Data records
== == ==

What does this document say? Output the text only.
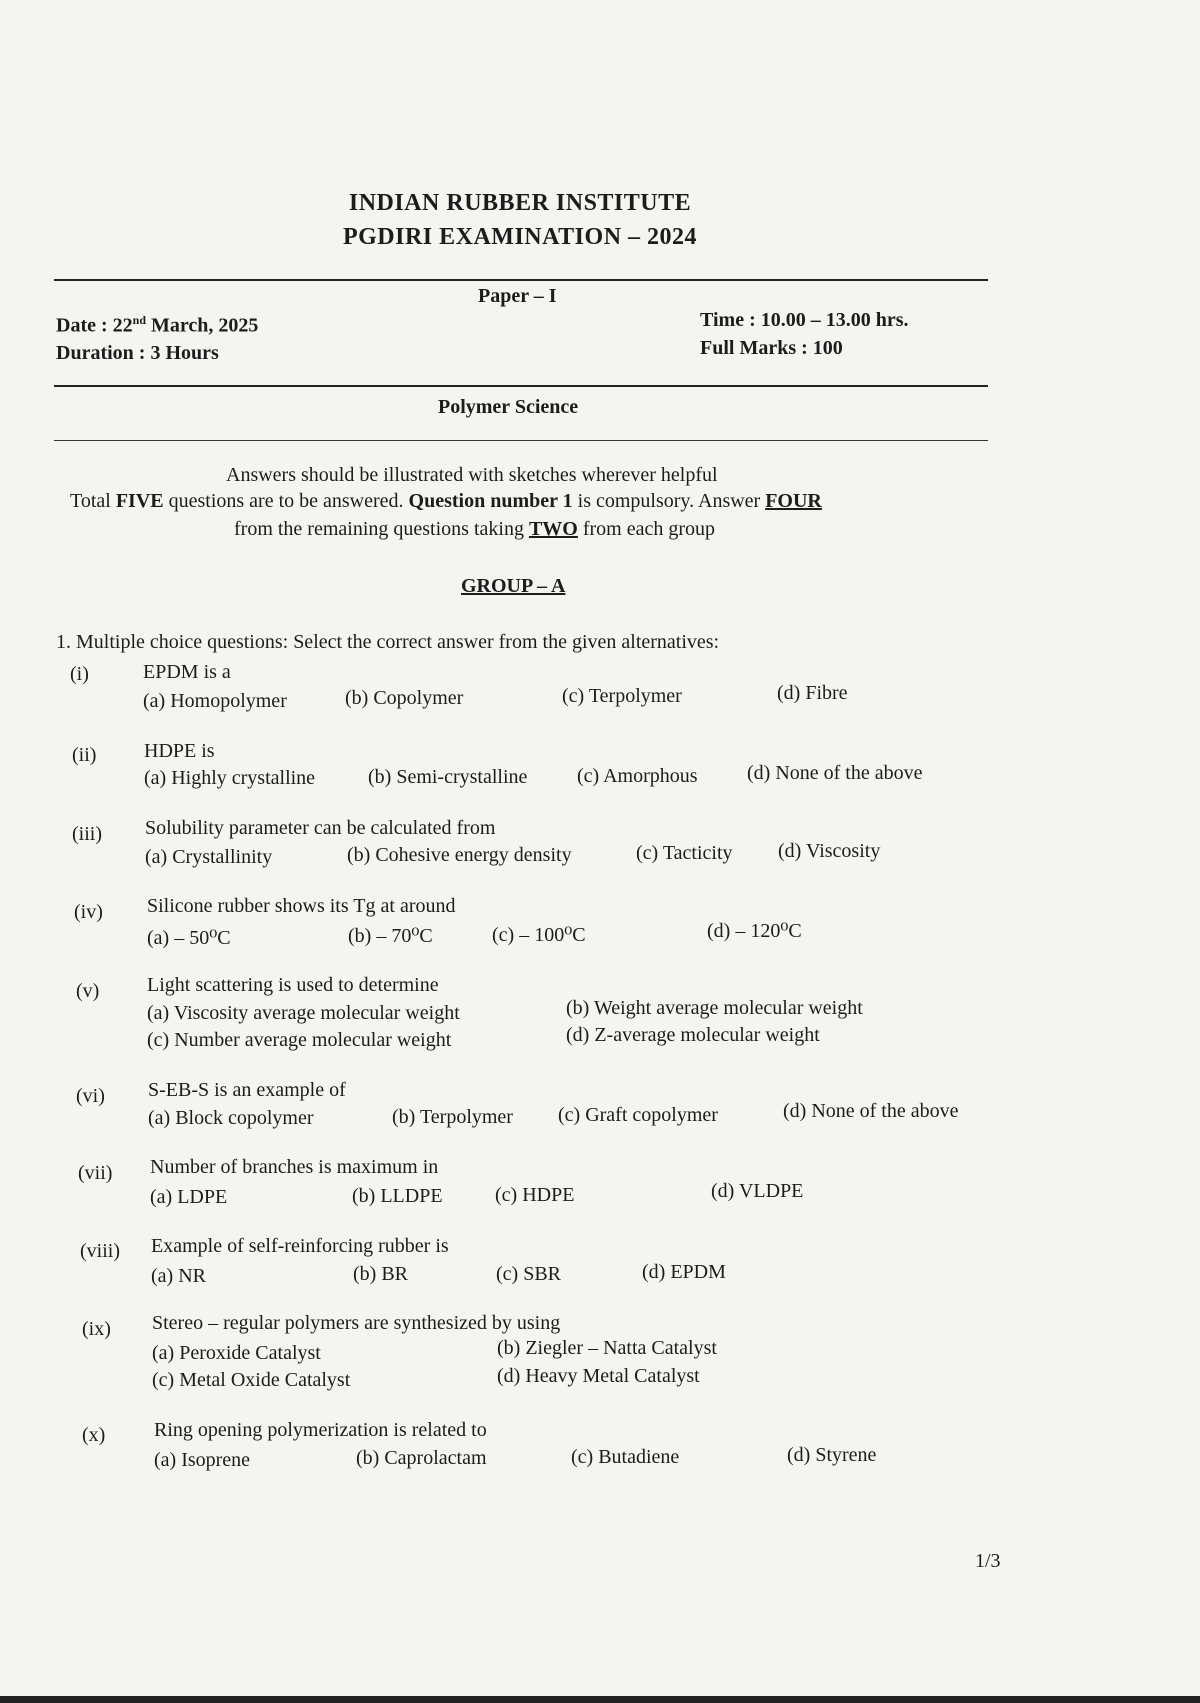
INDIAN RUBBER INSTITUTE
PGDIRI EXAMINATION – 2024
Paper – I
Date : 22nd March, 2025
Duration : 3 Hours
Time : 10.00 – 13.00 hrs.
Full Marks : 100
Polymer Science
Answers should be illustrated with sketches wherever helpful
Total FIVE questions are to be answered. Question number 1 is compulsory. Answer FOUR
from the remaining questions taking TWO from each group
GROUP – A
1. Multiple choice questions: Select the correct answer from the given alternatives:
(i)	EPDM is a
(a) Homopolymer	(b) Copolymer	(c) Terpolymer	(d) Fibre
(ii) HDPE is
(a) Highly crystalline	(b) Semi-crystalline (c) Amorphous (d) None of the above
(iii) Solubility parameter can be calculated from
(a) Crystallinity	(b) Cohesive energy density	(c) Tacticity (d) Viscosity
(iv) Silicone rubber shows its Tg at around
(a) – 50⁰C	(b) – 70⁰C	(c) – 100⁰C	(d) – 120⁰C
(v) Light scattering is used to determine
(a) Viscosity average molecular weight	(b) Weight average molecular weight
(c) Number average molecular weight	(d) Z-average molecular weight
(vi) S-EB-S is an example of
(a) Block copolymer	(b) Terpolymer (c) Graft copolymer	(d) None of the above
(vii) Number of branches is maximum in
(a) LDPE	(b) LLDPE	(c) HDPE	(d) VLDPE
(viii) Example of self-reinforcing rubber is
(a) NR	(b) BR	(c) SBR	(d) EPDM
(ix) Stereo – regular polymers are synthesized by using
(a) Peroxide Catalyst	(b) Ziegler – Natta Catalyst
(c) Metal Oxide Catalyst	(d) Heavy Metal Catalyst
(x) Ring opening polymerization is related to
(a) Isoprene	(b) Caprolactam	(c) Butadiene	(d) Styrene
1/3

== == ==

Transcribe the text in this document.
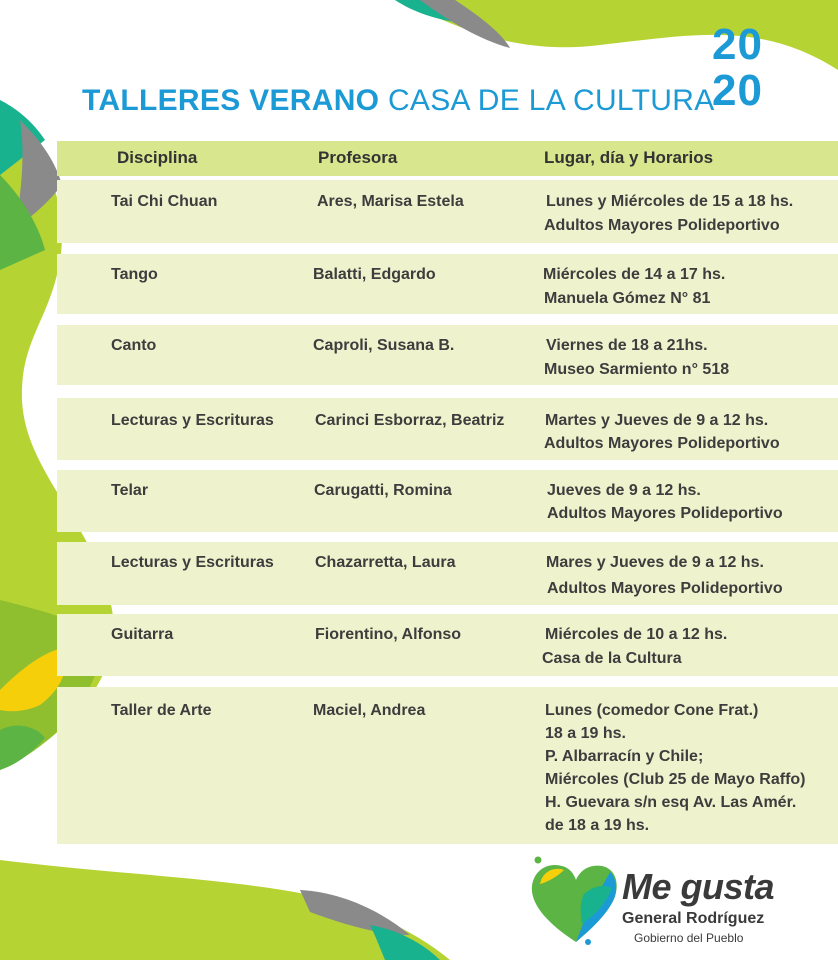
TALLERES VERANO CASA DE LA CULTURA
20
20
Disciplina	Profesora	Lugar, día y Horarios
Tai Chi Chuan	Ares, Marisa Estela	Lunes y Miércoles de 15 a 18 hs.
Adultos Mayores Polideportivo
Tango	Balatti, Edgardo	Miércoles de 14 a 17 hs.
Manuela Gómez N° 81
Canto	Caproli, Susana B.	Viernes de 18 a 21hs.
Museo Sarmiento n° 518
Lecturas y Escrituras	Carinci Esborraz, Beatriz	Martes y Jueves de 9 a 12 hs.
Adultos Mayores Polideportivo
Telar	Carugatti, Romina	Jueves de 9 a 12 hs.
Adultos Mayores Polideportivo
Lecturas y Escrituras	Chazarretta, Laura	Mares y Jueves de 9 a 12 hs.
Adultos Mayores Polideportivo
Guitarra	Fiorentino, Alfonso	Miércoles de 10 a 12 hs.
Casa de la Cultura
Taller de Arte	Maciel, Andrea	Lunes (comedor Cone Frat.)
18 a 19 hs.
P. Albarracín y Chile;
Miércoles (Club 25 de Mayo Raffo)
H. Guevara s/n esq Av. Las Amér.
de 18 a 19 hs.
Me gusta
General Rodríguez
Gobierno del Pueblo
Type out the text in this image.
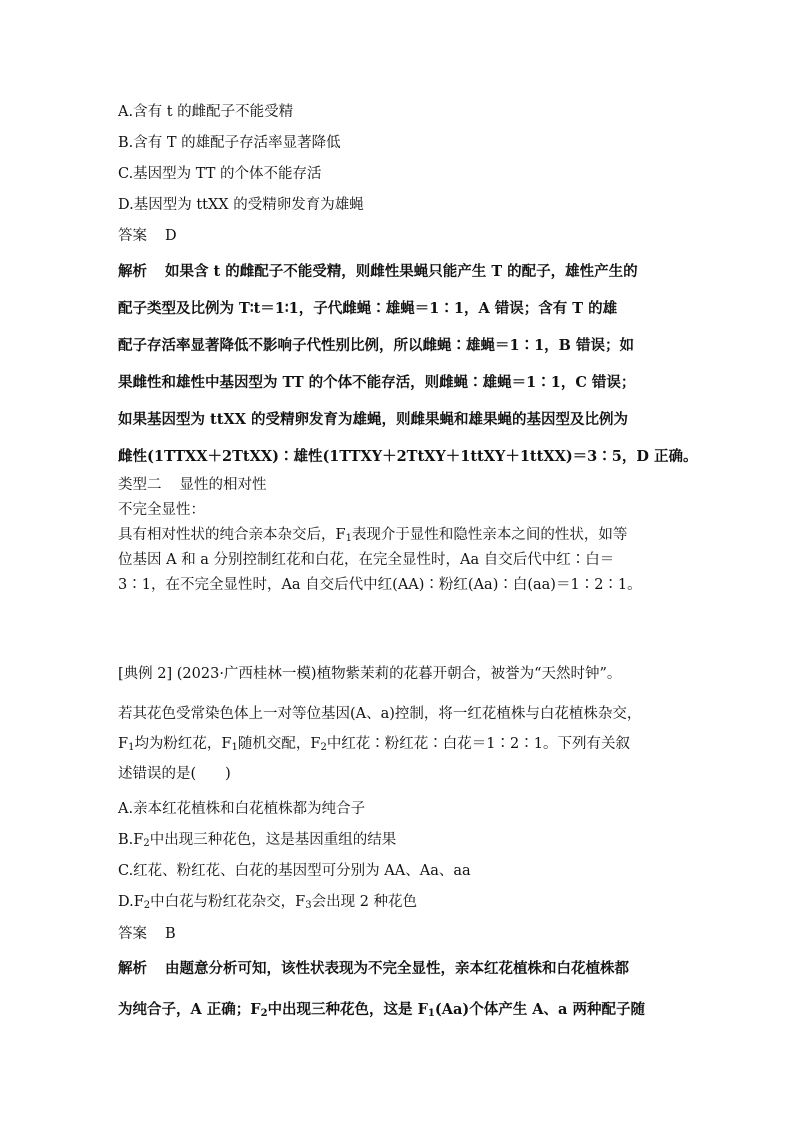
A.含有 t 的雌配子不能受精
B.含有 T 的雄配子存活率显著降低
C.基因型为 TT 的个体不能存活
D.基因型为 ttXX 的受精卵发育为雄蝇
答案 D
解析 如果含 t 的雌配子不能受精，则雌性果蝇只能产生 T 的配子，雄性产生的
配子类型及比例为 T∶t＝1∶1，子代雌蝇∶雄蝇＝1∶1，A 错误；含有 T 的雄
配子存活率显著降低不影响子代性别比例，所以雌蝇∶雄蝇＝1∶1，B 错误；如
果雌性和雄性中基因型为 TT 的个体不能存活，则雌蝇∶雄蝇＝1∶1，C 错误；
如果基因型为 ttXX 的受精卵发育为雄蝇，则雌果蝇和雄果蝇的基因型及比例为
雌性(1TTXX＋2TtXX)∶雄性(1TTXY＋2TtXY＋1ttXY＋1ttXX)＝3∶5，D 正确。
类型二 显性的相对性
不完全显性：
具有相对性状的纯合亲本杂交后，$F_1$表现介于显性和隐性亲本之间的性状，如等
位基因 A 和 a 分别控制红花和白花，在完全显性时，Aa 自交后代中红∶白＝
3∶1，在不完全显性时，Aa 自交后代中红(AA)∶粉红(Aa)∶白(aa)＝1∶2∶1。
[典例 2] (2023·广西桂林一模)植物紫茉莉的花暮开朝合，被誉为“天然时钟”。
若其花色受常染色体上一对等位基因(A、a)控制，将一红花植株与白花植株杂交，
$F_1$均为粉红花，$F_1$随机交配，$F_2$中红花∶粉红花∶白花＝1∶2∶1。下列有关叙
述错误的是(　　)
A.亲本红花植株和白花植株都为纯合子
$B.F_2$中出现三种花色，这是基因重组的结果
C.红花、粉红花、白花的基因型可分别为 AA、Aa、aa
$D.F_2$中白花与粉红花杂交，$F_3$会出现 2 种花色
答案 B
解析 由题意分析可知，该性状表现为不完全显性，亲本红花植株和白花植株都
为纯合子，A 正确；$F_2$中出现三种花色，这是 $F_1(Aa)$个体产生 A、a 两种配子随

== == ==

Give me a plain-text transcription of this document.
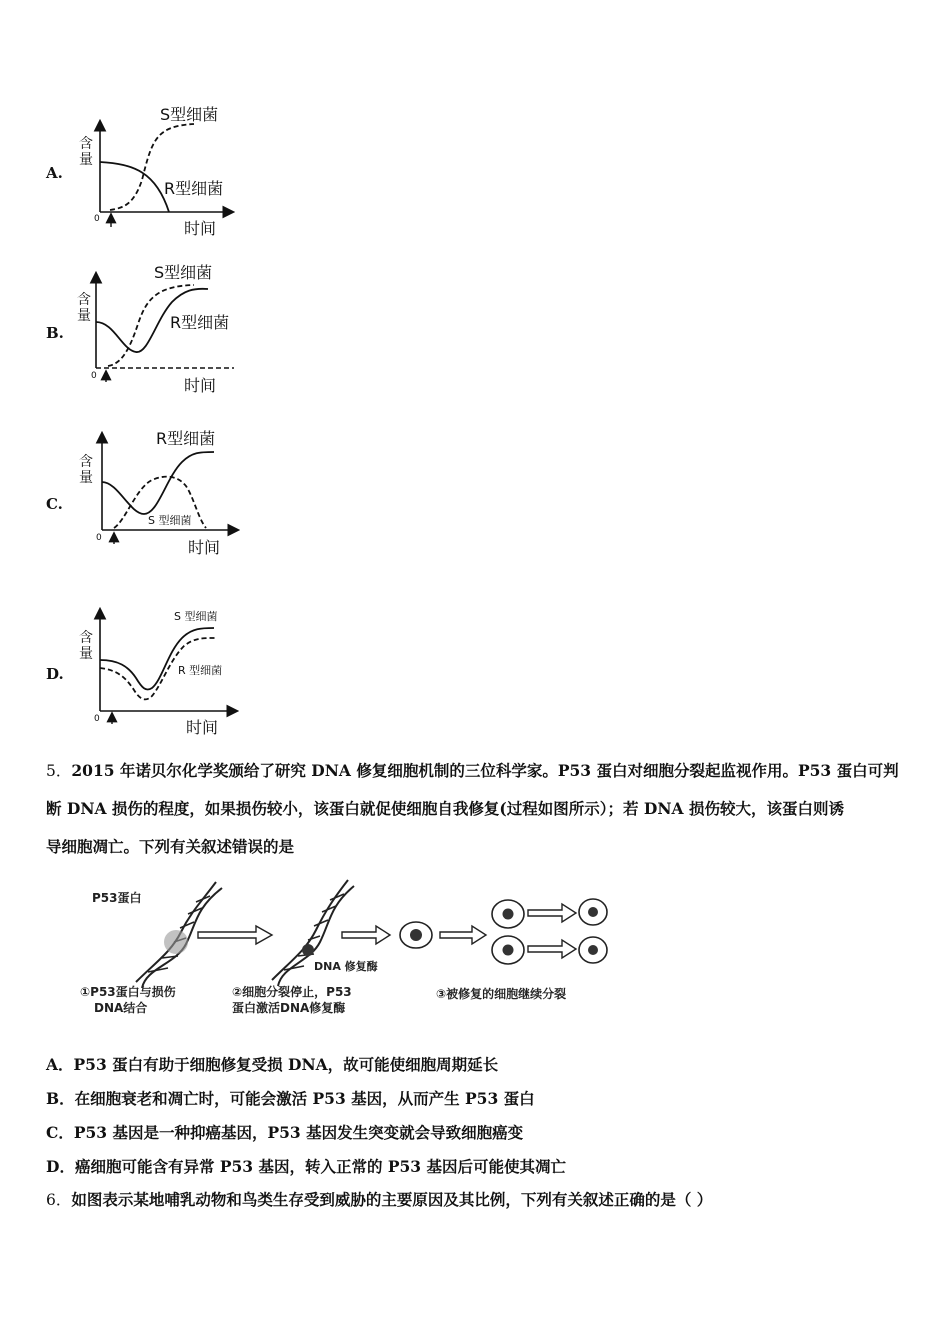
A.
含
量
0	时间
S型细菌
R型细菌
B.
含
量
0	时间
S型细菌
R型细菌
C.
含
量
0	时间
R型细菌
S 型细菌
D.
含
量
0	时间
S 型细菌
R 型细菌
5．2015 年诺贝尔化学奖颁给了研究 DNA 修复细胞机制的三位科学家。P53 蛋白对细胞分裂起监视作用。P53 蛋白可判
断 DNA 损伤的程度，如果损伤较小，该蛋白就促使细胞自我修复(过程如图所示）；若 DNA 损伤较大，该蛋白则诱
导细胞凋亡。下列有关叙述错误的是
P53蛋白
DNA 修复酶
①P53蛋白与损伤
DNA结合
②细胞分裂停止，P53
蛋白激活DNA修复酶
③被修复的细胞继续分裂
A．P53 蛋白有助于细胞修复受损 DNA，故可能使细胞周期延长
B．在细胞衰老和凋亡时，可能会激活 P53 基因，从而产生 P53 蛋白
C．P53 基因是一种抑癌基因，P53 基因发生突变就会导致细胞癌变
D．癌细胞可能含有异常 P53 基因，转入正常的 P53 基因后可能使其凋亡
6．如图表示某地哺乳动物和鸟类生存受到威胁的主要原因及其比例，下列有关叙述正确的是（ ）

== == ==

▶ [Request]: Which lines contain "Lecturas"? Show each of them.

▶ [Written answer]:
Lecturas y Escrituras	Carinci Esborraz, Beatriz	Martes y Jueves de 9 a 12 hs.
Lecturas y Escrituras	Chazarretta, Laura	Mares y Jueves de 9 a 12 hs.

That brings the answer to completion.